» Goal: Write out only the lines from the one with "- folder-cin[interactable]: cin: [390, 494, 468, 543]" through the one with "- text-document-icon: [574, 332, 594, 360]", swapping every "icon-label" for "caption-text" and leaving everything else unchanged.

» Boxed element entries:
════════════════════

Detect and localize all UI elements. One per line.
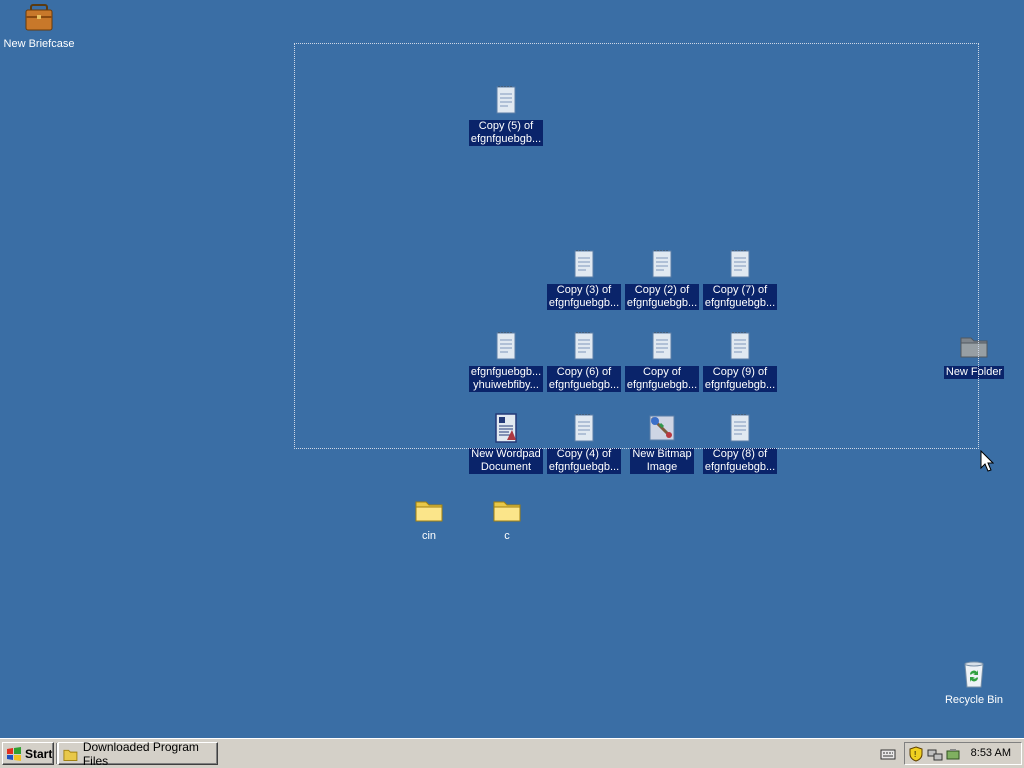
- folder-cin[interactable]: cin: [390, 494, 468, 543]
- taskbar-button-downloaded-program-files[interactable]: Downloaded Program Files: [58, 739, 218, 768]
- icon-label: Recycle Bin: [944, 694, 1004, 706]
- icon-label: New Briefcase: [3, 38, 75, 50]
- icon-label: Copy (6) of efgnfguebgb...: [546, 366, 622, 392]
- folder-icon: [415, 501, 443, 522]
- safely-remove-hardware-icon[interactable]: [945, 746, 961, 762]
- icon-label: c: [504, 530, 510, 542]
- task-label: Downloaded Program Files: [82, 739, 199, 768]
- text-document-icon: [730, 332, 750, 360]
- icon-label: Copy (4) of efgnfguebgb...: [546, 448, 622, 474]
- text-document-icon: [574, 332, 594, 360]
- file-copy9[interactable]: Copy (9) of efgnfguebgb...: [701, 330, 779, 392]
- new-briefcase-icon-item[interactable]: New Briefcase: [0, 2, 78, 51]
- text-document-icon: [730, 414, 750, 442]
- text-document-icon: [496, 332, 516, 360]
- text-document-icon: [574, 250, 594, 278]
- bitmap-image-icon: [649, 415, 675, 441]
- windows-logo-icon: [7, 746, 21, 761]
- folder-c[interactable]: c: [468, 494, 546, 543]
- text-document-icon: [652, 250, 672, 278]
- recycle-bin[interactable]: Recycle Bin: [935, 658, 1013, 707]
- icon-label: Copy (3) of efgnfguebgb...: [546, 284, 622, 310]
- icon-label: New Wordpad Document: [469, 448, 543, 474]
- mouse-cursor-icon: [980, 450, 994, 472]
- file-new-wordpad-document[interactable]: New Wordpad Document: [467, 412, 545, 474]
- text-document-icon: [652, 332, 672, 360]
- icon-label: Copy (7) of efgnfguebgb...: [702, 284, 778, 310]
- text-document-icon: [730, 250, 750, 278]
- icon-label: Copy (9) of efgnfguebgb...: [702, 366, 778, 392]
- text-document-icon: [574, 414, 594, 442]
- icon-label: Copy of efgnfguebgb...: [624, 366, 700, 392]
- file-efgnfguebgb[interactable]: efgnfguebgb... yhuiwebfiby...: [467, 330, 545, 392]
- recycle-bin-icon: [964, 661, 984, 688]
- file-copy7[interactable]: Copy (7) of efgnfguebgb...: [701, 248, 779, 310]
- file-copy8[interactable]: Copy (8) of efgnfguebgb...: [701, 412, 779, 474]
- svg-text:!: !: [914, 750, 916, 759]
- keyboard-icon[interactable]: [880, 747, 896, 761]
- icon-label: cin: [421, 530, 437, 542]
- start-label: Start: [25, 746, 53, 761]
- file-copy3[interactable]: Copy (3) of efgnfguebgb...: [545, 248, 623, 310]
- file-copy5[interactable]: Copy (5) of efgnfguebgb...: [467, 84, 545, 146]
- file-copy6[interactable]: Copy (6) of efgnfguebgb...: [545, 330, 623, 392]
- icon-label: efgnfguebgb... yhuiwebfiby...: [468, 366, 544, 392]
- network-icon[interactable]: [927, 746, 943, 762]
- text-document-icon: [496, 86, 516, 114]
- file-copy2[interactable]: Copy (2) of efgnfguebgb...: [623, 248, 701, 310]
- folder-icon: [63, 749, 78, 761]
- briefcase-icon: [25, 4, 53, 31]
- icon-label: Copy (5) of efgnfguebgb...: [468, 120, 544, 146]
- taskbar: Start Downloaded Program Files ! 8:53 AM: [0, 738, 1024, 768]
- file-copy4[interactable]: Copy (4) of efgnfguebgb...: [545, 412, 623, 474]
- icon-label: Copy (2) of efgnfguebgb...: [624, 284, 700, 310]
- icon-label: New Bitmap Image: [630, 448, 694, 474]
- desktop[interactable]: New Briefcase Copy (5) of efgnfguebgb... …: [0, 0, 1024, 738]
- file-new-bitmap-image[interactable]: New Bitmap Image: [623, 412, 701, 474]
- new-folder[interactable]: New Folder: [935, 330, 1013, 379]
- wordpad-document-icon: [495, 413, 517, 443]
- icon-label: New Folder: [943, 366, 1005, 379]
- system-tray: ! 8:53 AM: [904, 742, 1022, 765]
- folder-icon: [493, 501, 521, 522]
- folder-icon: [960, 337, 988, 358]
- security-shield-icon[interactable]: !: [909, 746, 923, 762]
- start-button[interactable]: Start: [2, 742, 54, 765]
- file-copy[interactable]: Copy of efgnfguebgb...: [623, 330, 701, 392]
- icon-label: Copy (8) of efgnfguebgb...: [702, 448, 778, 474]
- clock[interactable]: 8:53 AM: [971, 747, 1011, 759]
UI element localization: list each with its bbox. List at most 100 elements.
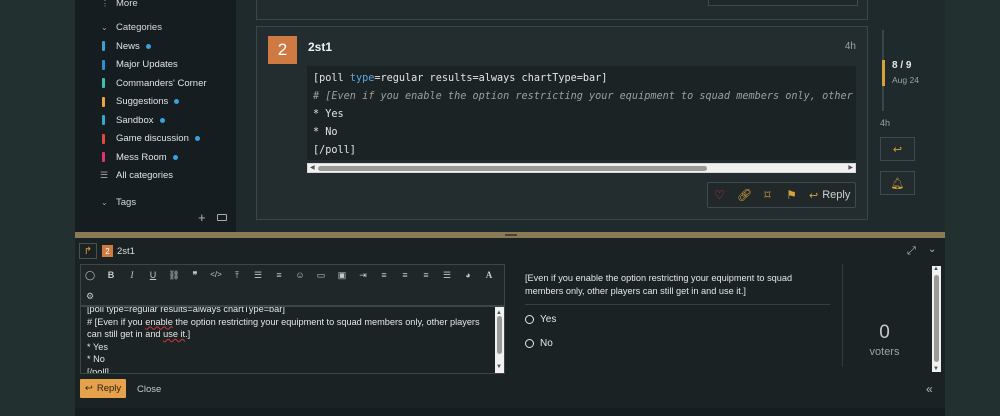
link-icon[interactable]: 🔗︎ [737,188,752,202]
post: 2 2st1 4h [poll type=regular results=alw… [256,26,868,220]
timeline-handle[interactable] [882,60,885,86]
poll-option[interactable]: Yes [525,314,556,325]
reply-label: Reply [96,383,122,394]
code-block: [poll type=regular results=always chartT… [307,66,856,160]
poll-option-label: Yes [540,314,557,325]
sidebar-item-label: Sandbox [116,114,154,126]
sidebar-item-category[interactable]: Mess Room [75,149,236,165]
grip-handle[interactable] [505,234,517,236]
category-color-badge [102,96,105,107]
chevron-down-icon[interactable]: ⌄ [928,244,936,255]
sidebar-categories-heading[interactable]: ⌄ Categories [75,19,236,35]
quote-reply-icon[interactable]: ◯ [84,270,96,281]
blockquote-icon[interactable]: ❞ [189,270,201,281]
indent-icon[interactable]: ⇥ [357,270,369,281]
unread-dot [173,154,178,160]
sidebar-item-category[interactable]: Sandbox [75,112,236,128]
hide-preview-icon[interactable]: « [926,382,933,396]
poll-option-label: No [540,338,553,349]
scroll-down-icon[interactable]: ▼ [933,366,939,372]
editor-scrollbar[interactable]: ▲ ▼ [495,307,504,373]
gear-icon[interactable]: ⚙ [84,291,96,302]
sidebar-item-category[interactable]: Suggestions [75,94,236,110]
code-keyword: type [349,73,375,84]
bullet-list-icon[interactable]: ☰ [252,270,264,281]
sidebar-item-category[interactable]: Commanders' Corner [75,75,236,91]
code-line: * Yes [313,109,344,120]
avatar: 2 [102,245,113,257]
post-actions: ♡ 🔗︎ ⌑ ⚑ ↩ Reply [707,182,856,208]
scrollbar-thumb[interactable] [934,275,939,362]
unread-dot [195,136,200,141]
bookmark-icon[interactable]: ⌑ [761,188,774,202]
chevron-down-icon: ⌄ [101,197,108,207]
submit-reply-button[interactable]: ↩ Reply [80,379,126,398]
bold-icon[interactable]: B [105,270,117,280]
upload-icon[interactable]: ⤒ [231,270,243,281]
editor-line: [/poll] [87,366,109,374]
emoji-icon[interactable]: ☺ [294,270,306,280]
sidebar-item-category[interactable]: Major Updates [75,57,236,73]
link-icon[interactable]: ⛓ [168,270,180,281]
add-icon[interactable]: + [198,210,206,225]
timeline-reply-button[interactable]: ↩ [880,137,915,161]
italic-icon[interactable]: I [126,270,138,280]
scroll-up-icon[interactable]: ▲ [933,266,939,272]
sidebar-item-category[interactable]: News [75,38,236,54]
post-username[interactable]: 2st1 [308,40,332,54]
reply-arrow-icon: ↩ [84,383,93,394]
sidebar-item-category[interactable]: Game discussion [75,131,236,147]
code-line: # [Even if you enable the option restric… [313,91,853,102]
reply-to-icon[interactable]: ↱ [79,243,97,259]
sidebar-item-all-categories[interactable]: ☰ All categories [75,167,236,183]
sidebar-more-label: More [116,0,138,9]
editor-content: [poll type=regular results=always chartT… [87,307,491,374]
underline-icon[interactable]: U [147,270,159,280]
expand-icon[interactable]: ⤢ [907,245,916,258]
date-icon[interactable]: ▭ [315,270,327,281]
previous-post-actions [708,0,858,6]
unread-dot [160,117,165,123]
reply-editor-textarea[interactable]: [poll type=regular results=always chartT… [80,306,505,374]
timeline-last-time[interactable]: 4h [880,118,890,128]
page-background-right [945,0,1000,416]
category-color-badge [102,59,105,70]
scrollbar-thumb[interactable] [497,316,502,354]
avatar[interactable]: 2 [268,36,297,64]
numbered-list-icon[interactable]: ≡ [273,270,285,280]
composer-preview: [Even if you enable the option restricti… [516,264,941,374]
align-center-icon[interactable]: ≡ [399,270,411,280]
sidebar-more[interactable]: ⋮ More [75,0,236,11]
scroll-left-icon[interactable]: ◀ [310,164,315,171]
notification-bell-button[interactable]: 🔔︎ [880,171,915,195]
post-time[interactable]: 4h [845,41,856,52]
align-left-icon[interactable]: ≡ [378,270,390,280]
close-button[interactable]: Close [137,384,161,395]
sidebar-tags-heading[interactable]: ⌄ Tags [75,194,236,210]
preview-scrollbar[interactable]: ▲ ▼ [932,266,941,372]
keyboard-icon[interactable] [217,214,227,221]
align-right-icon[interactable]: ≡ [420,270,432,280]
like-heart-icon[interactable]: ♡ [713,188,726,202]
horizontal-scrollbar[interactable]: ◀ ▶ [307,163,856,173]
composer-reply-user[interactable]: 2st1 [117,246,135,257]
sidebar-item-label: News [116,40,140,52]
color-palette-icon[interactable]: ◕ [462,270,474,280]
editor-text: use it [163,329,186,339]
justify-icon[interactable]: ☰ [441,270,453,281]
poll-option[interactable]: No [525,338,553,349]
code-text: [poll [313,73,350,84]
scroll-down-icon[interactable]: ▼ [496,361,502,374]
editor-text: enable [145,316,173,327]
scrollbar-thumb[interactable] [318,166,707,171]
reply-button[interactable]: ↩ Reply [809,189,850,202]
timeline-position: 8 / 9 [892,60,912,71]
voters-label: voters [869,346,900,358]
category-color-badge [102,133,105,144]
image-icon[interactable]: ▣ [336,270,348,281]
font-icon[interactable]: A [483,270,495,280]
flag-icon[interactable]: ⚑ [785,188,798,202]
category-color-badge [102,115,105,125]
code-icon[interactable]: </> [210,270,222,279]
scroll-right-icon[interactable]: ▶ [848,164,853,171]
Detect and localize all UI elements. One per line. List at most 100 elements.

════════════════════

» Result:
- folder-cin[interactable]: cin: [390, 494, 468, 543]
- taskbar-button-downloaded-program-files[interactable]: Downloaded Program Files: [58, 739, 218, 768]
- caption-text: Recycle Bin: [944, 694, 1004, 706]
- caption-text: New Briefcase: [3, 38, 75, 50]
- caption-text: Copy (6) of efgnfguebgb...: [546, 366, 622, 392]
- folder-icon: [415, 501, 443, 522]
- safely-remove-hardware-icon[interactable]: [945, 746, 961, 762]
- caption-text: c: [504, 530, 510, 542]
- task-label: Downloaded Program Files: [82, 739, 199, 768]
- text-document-icon: [730, 332, 750, 360]
- caption-text: Copy (4) of efgnfguebgb...: [546, 448, 622, 474]
- text-document-icon: [574, 332, 594, 360]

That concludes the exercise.